Written instruction:
Of the lines in the records that follow, how many include the word "Program"? Answer with a bare number.
[Start Material shown]
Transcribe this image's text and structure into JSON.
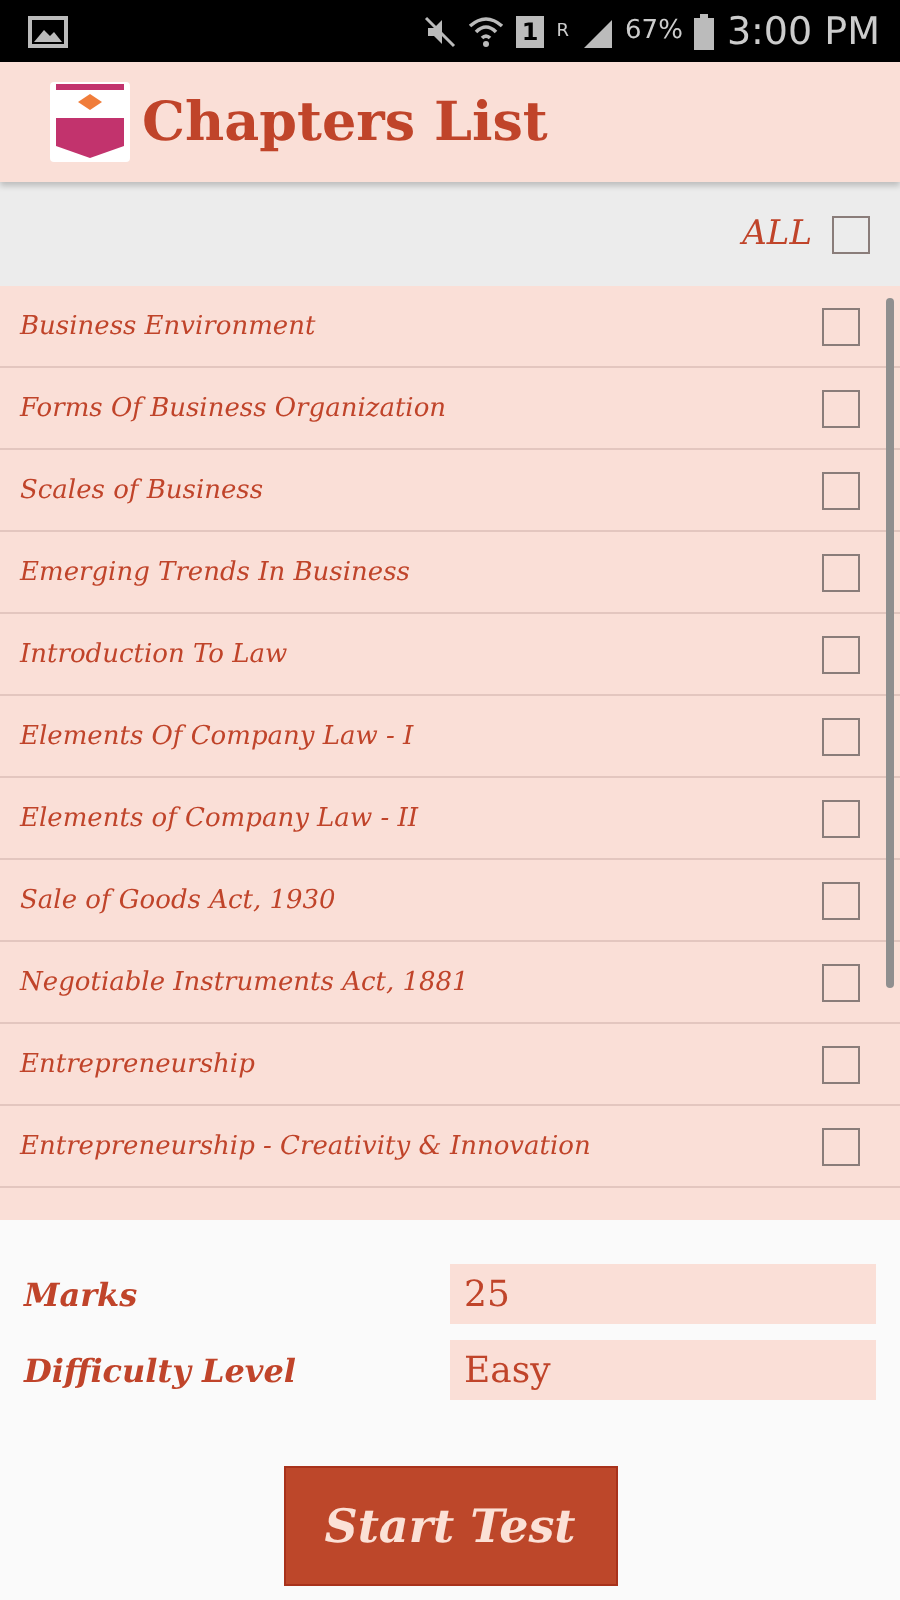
{
  "status_bar": {
    "sim": "1",
    "roaming": "R",
    "battery": "67%",
    "time": "3:00 PM"
  },
  "app_bar": {
    "title": "Chapters List"
  },
  "select_all": {
    "label": "ALL",
    "checked": false
  },
  "chapters": [
    {
      "label": "Business Environment",
      "checked": false
    },
    {
      "label": "Forms Of Business Organization",
      "checked": false
    },
    {
      "label": "Scales of Business",
      "checked": false
    },
    {
      "label": "Emerging Trends In Business",
      "checked": false
    },
    {
      "label": "Introduction To Law",
      "checked": false
    },
    {
      "label": "Elements Of Company Law - I",
      "checked": false
    },
    {
      "label": "Elements of Company Law - II",
      "checked": false
    },
    {
      "label": "Sale of Goods Act, 1930",
      "checked": false
    },
    {
      "label": "Negotiable Instruments Act, 1881",
      "checked": false
    },
    {
      "label": "Entrepreneurship",
      "checked": false
    },
    {
      "label": "Entrepreneurship - Creativity & Innovation",
      "checked": false
    }
  ],
  "settings": [
    {
      "label": "Marks",
      "value": "25"
    },
    {
      "label": "Difficulty Level",
      "value": "Easy"
    }
  ],
  "start_button": "Start Test"
}
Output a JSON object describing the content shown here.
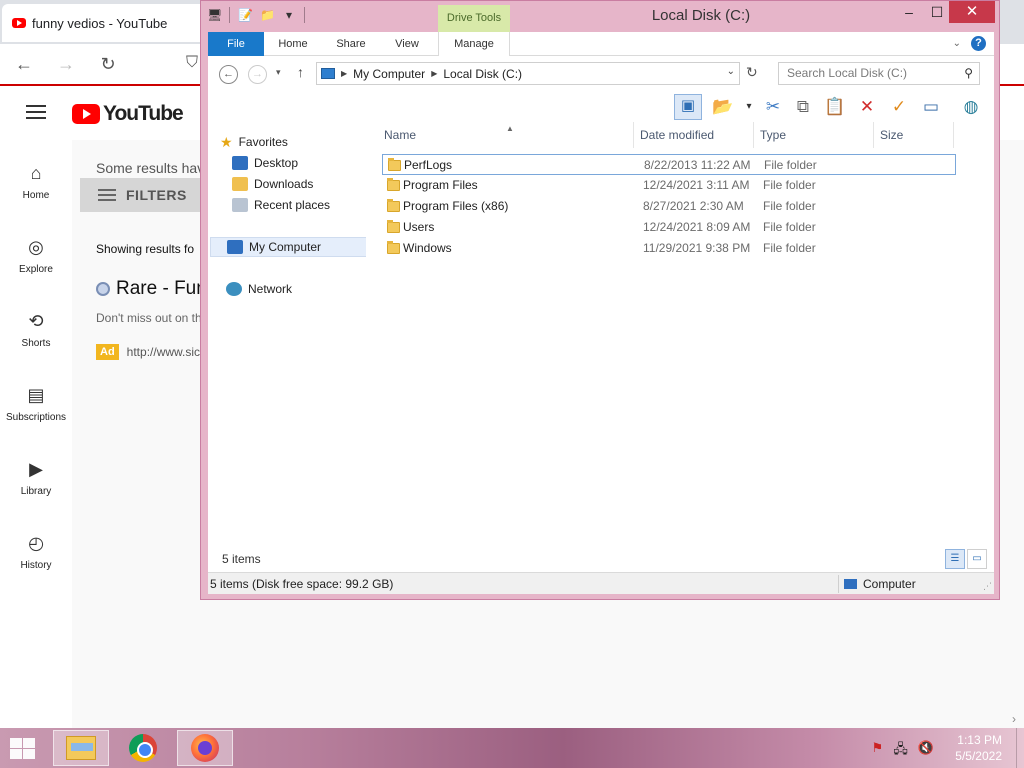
{
  "browser": {
    "tab_title": "funny vedios - YouTube",
    "back_icon": "←",
    "forward_icon": "→",
    "reload_icon": "↻"
  },
  "youtube": {
    "logo_text": "YouTube",
    "sidebar": [
      {
        "label": "Home",
        "icon": "home-icon",
        "glyph": "⌂"
      },
      {
        "label": "Explore",
        "icon": "compass-icon",
        "glyph": "◎"
      },
      {
        "label": "Shorts",
        "icon": "shorts-icon",
        "glyph": "⟲"
      },
      {
        "label": "Subscriptions",
        "icon": "subscriptions-icon",
        "glyph": "▤"
      },
      {
        "label": "Library",
        "icon": "library-icon",
        "glyph": "▶"
      },
      {
        "label": "History",
        "icon": "history-icon",
        "glyph": "◴"
      }
    ],
    "some_results": "Some results hav",
    "filters_label": "FILTERS",
    "showing": "Showing results fo",
    "result_title": "Rare - Funn",
    "result_desc": "Don't miss out on th",
    "ad_badge": "Ad",
    "ad_url": "http://www.sic"
  },
  "explorer": {
    "window_title": "Local Disk (C:)",
    "contextual_tab": "Drive Tools",
    "window_controls": {
      "minimize": "–",
      "maximize": "☐",
      "close": "✕"
    },
    "ribbon_tabs": [
      "File",
      "Home",
      "Share",
      "View",
      "Manage"
    ],
    "breadcrumb": [
      "My Computer",
      "Local Disk (C:)"
    ],
    "search_placeholder": "Search Local Disk (C:)",
    "nav": {
      "favorites": "Favorites",
      "favorites_items": [
        "Desktop",
        "Downloads",
        "Recent places"
      ],
      "computer": "My Computer",
      "network": "Network"
    },
    "columns": [
      "Name",
      "Date modified",
      "Type",
      "Size"
    ],
    "files": [
      {
        "name": "PerfLogs",
        "date": "8/22/2013 11:22 AM",
        "type": "File folder"
      },
      {
        "name": "Program Files",
        "date": "12/24/2021 3:11 AM",
        "type": "File folder"
      },
      {
        "name": "Program Files (x86)",
        "date": "8/27/2021 2:30 AM",
        "type": "File folder"
      },
      {
        "name": "Users",
        "date": "12/24/2021 8:09 AM",
        "type": "File folder"
      },
      {
        "name": "Windows",
        "date": "11/29/2021 9:38 PM",
        "type": "File folder"
      }
    ],
    "item_count": "5 items",
    "status_free": "5 items (Disk free space: 99.2 GB)",
    "status_location": "Computer"
  },
  "taskbar": {
    "time": "1:13 PM",
    "date": "5/5/2022"
  },
  "colors": {
    "window_frame": "#e6b5c9",
    "file_tab": "#1979ca",
    "drive_tools": "#d8e9a9",
    "close_button": "#c7384a",
    "youtube_red": "#ff0000"
  }
}
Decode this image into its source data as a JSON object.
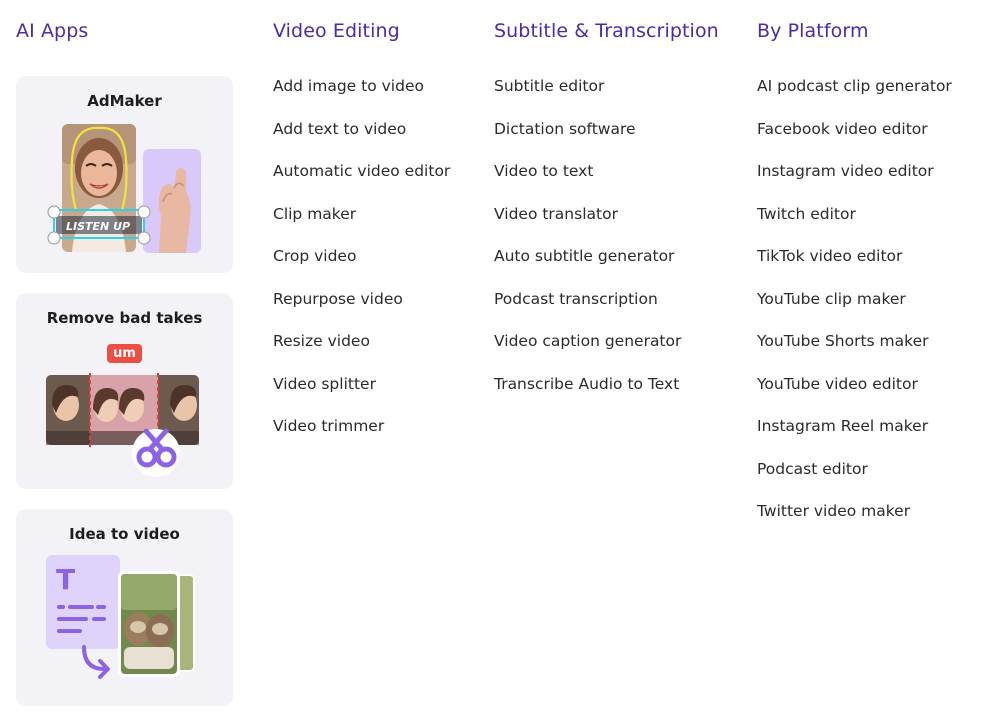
{
  "ai_apps": {
    "heading": "AI Apps",
    "cards": [
      {
        "title": "AdMaker",
        "caption": "LISTEN UP"
      },
      {
        "title": "Remove bad takes",
        "badge": "um"
      },
      {
        "title": "Idea to video",
        "glyph": "T"
      }
    ]
  },
  "video_editing": {
    "heading": "Video Editing",
    "items": [
      "Add image to video",
      "Add text to video",
      "Automatic video editor",
      "Clip maker",
      "Crop video",
      "Repurpose video",
      "Resize video",
      "Video splitter",
      "Video trimmer"
    ]
  },
  "subtitle_transcription": {
    "heading": "Subtitle & Transcription",
    "items": [
      "Subtitle editor",
      "Dictation software",
      "Video to text",
      "Video translator",
      "Auto subtitle generator",
      "Podcast transcription",
      "Video caption generator",
      "Transcribe Audio to Text"
    ]
  },
  "by_platform": {
    "heading": "By Platform",
    "items": [
      "AI podcast clip generator",
      "Facebook video editor",
      "Instagram video editor",
      "Twitch editor",
      "TikTok video editor",
      "YouTube clip maker",
      "YouTube Shorts maker",
      "YouTube video editor",
      "Instagram Reel maker",
      "Podcast editor",
      "Twitter video maker"
    ]
  },
  "colors": {
    "heading": "#4b2ba8",
    "accent_purple": "#8d63e6",
    "badge_red": "#ec4e43",
    "card_bg": "#f2f2f7"
  }
}
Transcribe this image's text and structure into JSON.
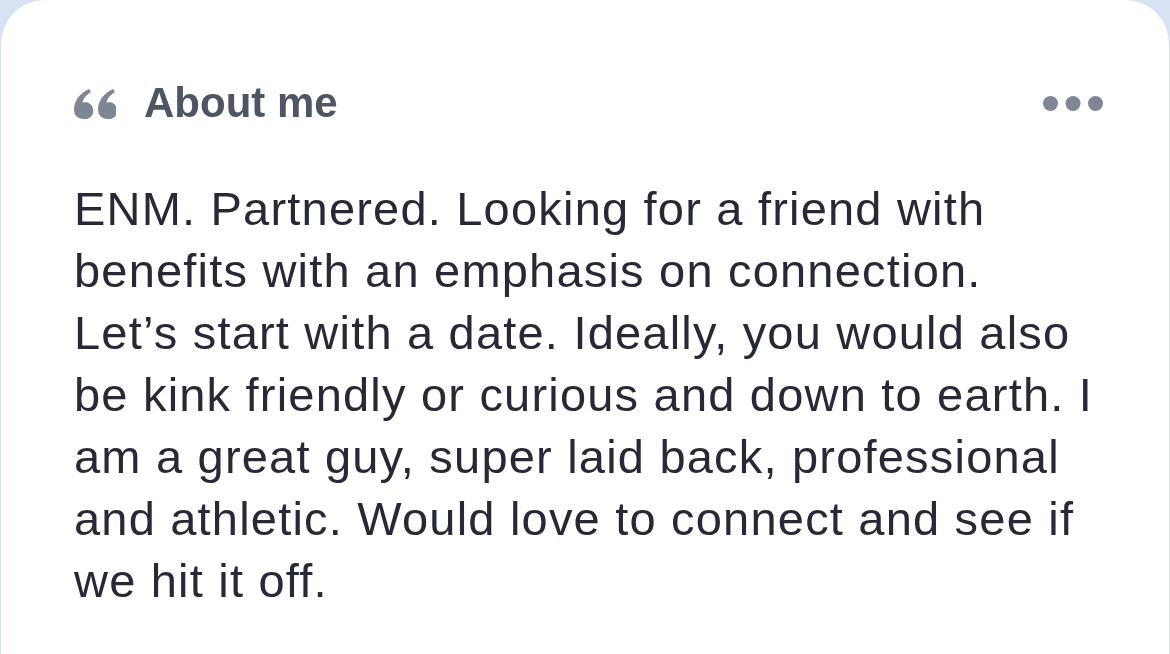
{
  "card": {
    "title": "About me",
    "body": "ENM. Partnered. Looking for a friend with benefits with an emphasis on connection. Let’s start with a date. Ideally, you would also be kink friendly or curious and down to earth. I am a great guy, super laid back, professional and athletic. Would love to connect and see if we hit it off."
  }
}
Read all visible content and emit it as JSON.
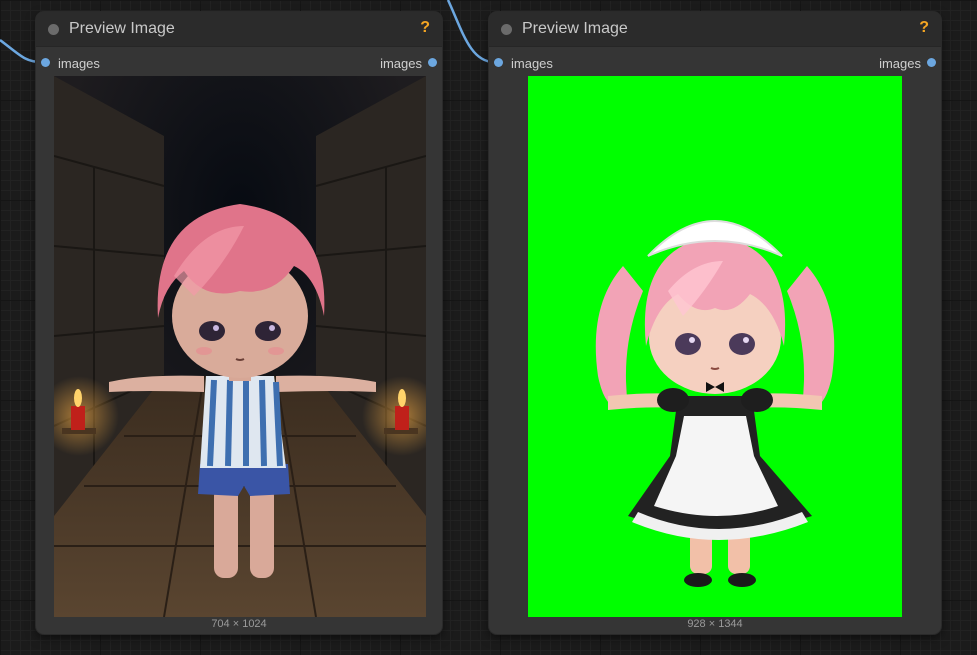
{
  "nodes": [
    {
      "title": "Preview Image",
      "help_icon": "?",
      "input_label": "images",
      "output_label": "images",
      "image_description": "chibi figure with pink short hair in striped tank top standing in stone dungeon corridor with candles",
      "dimensions": "704 × 1024"
    },
    {
      "title": "Preview Image",
      "help_icon": "?",
      "input_label": "images",
      "output_label": "images",
      "image_description": "chibi maid with pink twin-tails on bright green background",
      "dimensions": "928 × 1344"
    }
  ],
  "colors": {
    "canvas_bg": "#1b1b1b",
    "node_bg": "#353535",
    "slot": "#6ca7e0",
    "help": "#f5a623",
    "green_screen": "#00ff00"
  }
}
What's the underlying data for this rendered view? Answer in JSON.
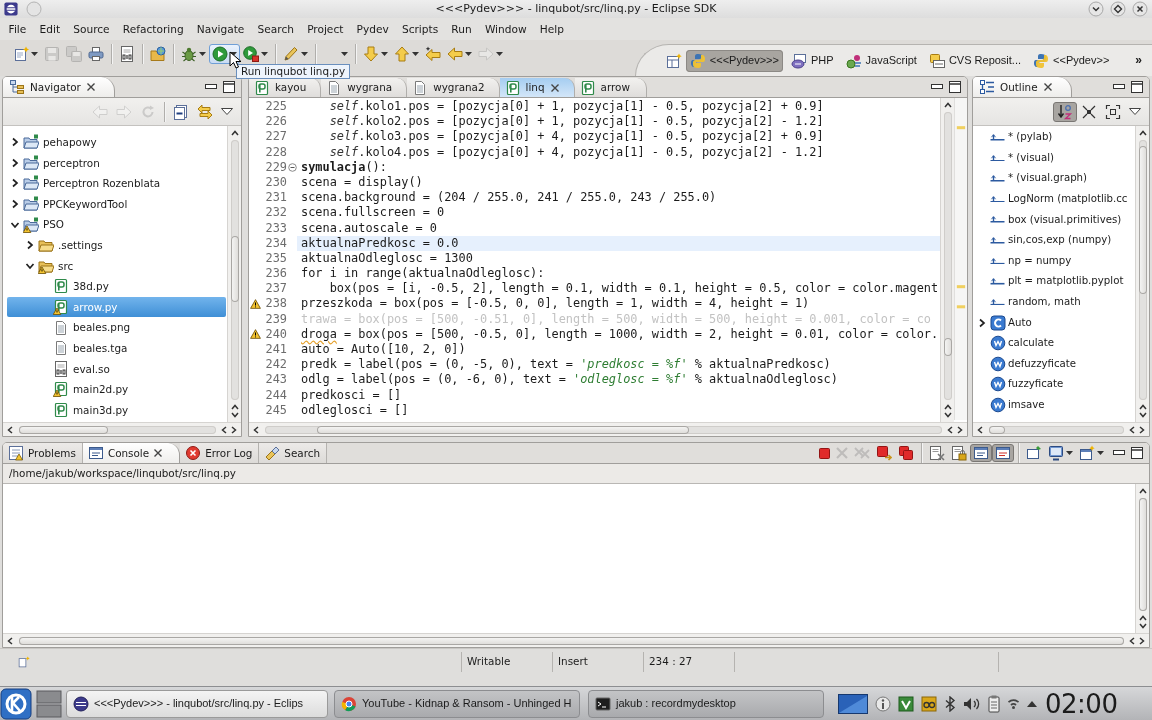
[End Material shown]
Written response:
2